WORK INSTRUCTIONS >> Pull out every line from the listing that has the word "Market".

DATA FOR THIS EXERCISE >>
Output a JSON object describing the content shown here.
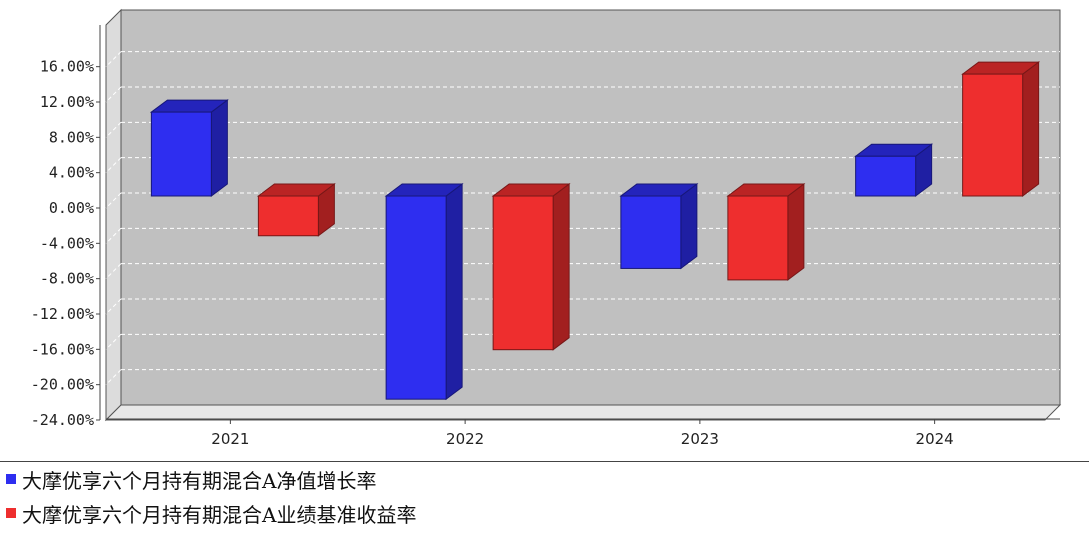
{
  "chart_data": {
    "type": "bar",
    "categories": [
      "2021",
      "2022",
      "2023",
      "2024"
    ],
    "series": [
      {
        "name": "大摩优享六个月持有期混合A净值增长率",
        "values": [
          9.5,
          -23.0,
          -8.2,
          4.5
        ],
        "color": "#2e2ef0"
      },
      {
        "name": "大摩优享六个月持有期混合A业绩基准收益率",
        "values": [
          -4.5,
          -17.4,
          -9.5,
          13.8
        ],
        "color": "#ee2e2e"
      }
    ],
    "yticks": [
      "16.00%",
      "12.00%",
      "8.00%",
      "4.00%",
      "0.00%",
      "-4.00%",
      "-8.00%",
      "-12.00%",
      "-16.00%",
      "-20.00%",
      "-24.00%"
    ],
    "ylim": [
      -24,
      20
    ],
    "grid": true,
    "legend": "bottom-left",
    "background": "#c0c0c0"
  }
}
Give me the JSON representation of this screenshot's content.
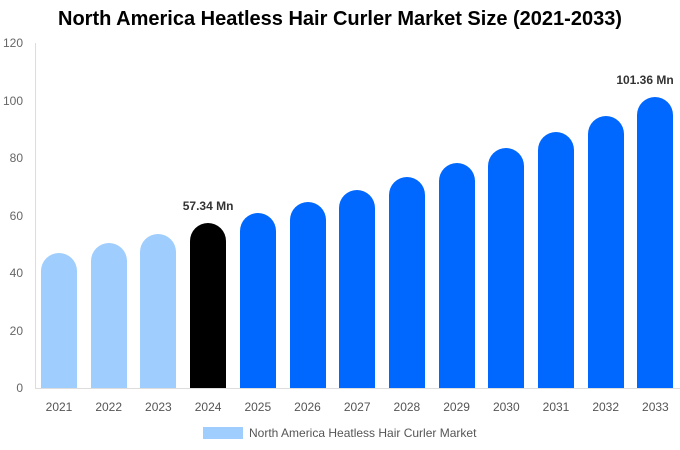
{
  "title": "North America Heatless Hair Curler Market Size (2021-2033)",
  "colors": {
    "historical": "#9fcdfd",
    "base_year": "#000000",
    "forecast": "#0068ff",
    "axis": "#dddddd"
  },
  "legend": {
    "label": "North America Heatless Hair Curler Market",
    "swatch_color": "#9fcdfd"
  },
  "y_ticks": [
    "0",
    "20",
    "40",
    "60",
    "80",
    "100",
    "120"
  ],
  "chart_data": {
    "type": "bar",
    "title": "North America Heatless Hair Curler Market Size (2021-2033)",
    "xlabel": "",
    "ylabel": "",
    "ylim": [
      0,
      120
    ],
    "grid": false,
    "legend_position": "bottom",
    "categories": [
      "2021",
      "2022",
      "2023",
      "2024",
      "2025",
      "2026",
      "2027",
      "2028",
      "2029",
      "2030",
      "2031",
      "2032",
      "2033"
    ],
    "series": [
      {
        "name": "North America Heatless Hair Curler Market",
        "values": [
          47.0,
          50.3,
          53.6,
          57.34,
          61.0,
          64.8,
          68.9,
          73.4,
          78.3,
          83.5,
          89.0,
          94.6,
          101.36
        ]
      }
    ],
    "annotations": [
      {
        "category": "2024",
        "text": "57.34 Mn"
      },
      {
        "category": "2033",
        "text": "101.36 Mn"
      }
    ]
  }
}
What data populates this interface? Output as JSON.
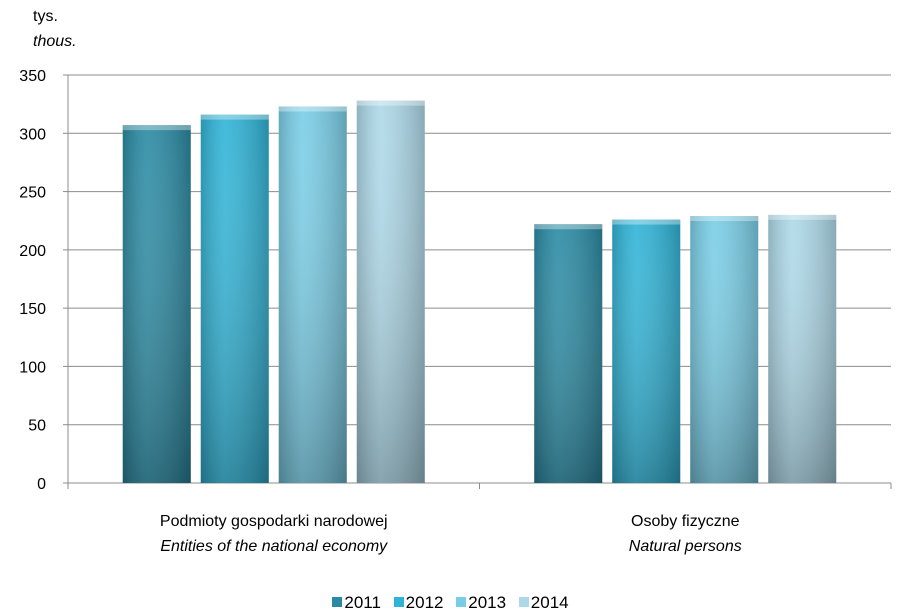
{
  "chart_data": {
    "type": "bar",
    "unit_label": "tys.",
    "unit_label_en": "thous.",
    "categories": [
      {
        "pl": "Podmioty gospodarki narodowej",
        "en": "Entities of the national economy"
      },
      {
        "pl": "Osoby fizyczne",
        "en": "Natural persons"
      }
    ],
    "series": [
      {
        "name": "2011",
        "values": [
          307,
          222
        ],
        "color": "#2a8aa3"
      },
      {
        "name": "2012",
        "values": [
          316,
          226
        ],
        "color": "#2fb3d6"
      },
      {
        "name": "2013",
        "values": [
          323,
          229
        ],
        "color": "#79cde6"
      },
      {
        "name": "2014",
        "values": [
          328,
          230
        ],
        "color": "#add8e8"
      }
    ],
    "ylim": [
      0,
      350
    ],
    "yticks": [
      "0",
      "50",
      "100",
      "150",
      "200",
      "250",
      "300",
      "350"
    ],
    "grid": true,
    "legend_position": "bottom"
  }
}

RESULT BELOW >>
  "title": "North America Heatless Hair Curler Market Size (2021-2033)",
    "label": "North America Heatless Hair Curler Market",
    "title": "North America Heatless Hair Curler Market Size (2021-2033)",
        "name": "North America Heatless Hair Curler Market",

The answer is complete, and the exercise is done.